● **WHAT IS ASKED**
Pick out each line of the records in which the word "name" appears.
**** LISTING ****
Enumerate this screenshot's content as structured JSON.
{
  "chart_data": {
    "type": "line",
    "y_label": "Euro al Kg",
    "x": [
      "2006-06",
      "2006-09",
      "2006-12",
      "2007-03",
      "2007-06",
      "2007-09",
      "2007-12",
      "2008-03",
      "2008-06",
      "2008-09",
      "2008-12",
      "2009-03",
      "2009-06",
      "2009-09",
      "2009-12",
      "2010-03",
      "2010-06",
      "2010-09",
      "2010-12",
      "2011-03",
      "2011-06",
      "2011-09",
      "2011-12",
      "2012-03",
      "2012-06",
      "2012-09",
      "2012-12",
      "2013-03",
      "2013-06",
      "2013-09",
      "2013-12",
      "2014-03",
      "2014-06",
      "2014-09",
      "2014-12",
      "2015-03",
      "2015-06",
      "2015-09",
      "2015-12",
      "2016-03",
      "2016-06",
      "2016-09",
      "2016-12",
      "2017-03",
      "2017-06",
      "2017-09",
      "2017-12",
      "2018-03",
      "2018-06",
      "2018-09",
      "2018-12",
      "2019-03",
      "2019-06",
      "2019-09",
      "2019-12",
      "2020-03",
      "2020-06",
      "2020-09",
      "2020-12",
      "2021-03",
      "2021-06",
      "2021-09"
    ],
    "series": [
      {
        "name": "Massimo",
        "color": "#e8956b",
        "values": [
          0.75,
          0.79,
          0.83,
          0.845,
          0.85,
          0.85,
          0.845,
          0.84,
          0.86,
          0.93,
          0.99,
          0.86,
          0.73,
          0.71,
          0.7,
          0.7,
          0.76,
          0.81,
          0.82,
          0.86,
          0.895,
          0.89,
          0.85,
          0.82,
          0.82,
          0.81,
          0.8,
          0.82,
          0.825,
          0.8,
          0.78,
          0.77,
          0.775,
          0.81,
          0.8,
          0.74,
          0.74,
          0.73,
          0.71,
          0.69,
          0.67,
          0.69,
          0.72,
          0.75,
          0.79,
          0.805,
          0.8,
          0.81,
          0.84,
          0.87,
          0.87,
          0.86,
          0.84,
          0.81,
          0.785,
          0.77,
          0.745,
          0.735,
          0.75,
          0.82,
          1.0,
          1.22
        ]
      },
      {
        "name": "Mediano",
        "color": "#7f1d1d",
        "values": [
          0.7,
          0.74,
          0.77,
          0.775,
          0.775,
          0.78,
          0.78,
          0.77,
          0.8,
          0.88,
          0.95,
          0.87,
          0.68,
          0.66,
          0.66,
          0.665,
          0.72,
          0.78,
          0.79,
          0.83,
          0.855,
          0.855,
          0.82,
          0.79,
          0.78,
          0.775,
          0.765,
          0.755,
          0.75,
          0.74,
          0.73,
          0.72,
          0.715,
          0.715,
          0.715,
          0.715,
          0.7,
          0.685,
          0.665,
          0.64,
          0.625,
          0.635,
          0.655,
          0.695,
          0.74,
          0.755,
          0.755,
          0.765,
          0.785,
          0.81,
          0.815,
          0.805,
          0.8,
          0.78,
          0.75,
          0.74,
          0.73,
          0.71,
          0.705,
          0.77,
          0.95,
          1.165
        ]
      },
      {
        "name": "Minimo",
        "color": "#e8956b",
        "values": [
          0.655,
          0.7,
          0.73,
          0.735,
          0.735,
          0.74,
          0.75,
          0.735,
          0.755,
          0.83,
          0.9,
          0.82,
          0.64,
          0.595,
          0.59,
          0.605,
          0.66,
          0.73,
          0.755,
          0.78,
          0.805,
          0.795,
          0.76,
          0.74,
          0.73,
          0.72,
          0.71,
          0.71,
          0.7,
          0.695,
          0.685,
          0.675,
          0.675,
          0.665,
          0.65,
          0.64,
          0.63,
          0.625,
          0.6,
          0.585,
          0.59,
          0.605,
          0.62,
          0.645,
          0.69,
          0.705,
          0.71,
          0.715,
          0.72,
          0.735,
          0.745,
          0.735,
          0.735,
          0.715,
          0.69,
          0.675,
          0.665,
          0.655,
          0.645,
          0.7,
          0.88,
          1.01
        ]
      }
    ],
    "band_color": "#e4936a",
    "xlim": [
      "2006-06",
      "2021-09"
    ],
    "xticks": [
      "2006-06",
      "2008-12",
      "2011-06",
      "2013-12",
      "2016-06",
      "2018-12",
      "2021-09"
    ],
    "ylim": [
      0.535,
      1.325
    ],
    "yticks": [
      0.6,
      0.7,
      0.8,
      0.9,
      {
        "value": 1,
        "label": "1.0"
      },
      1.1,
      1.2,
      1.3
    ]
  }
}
****
● **RESULT FOR THIS EXERCISE**
        "name": "Massimo",
        "name": "Mediano",
        "name": "Minimo",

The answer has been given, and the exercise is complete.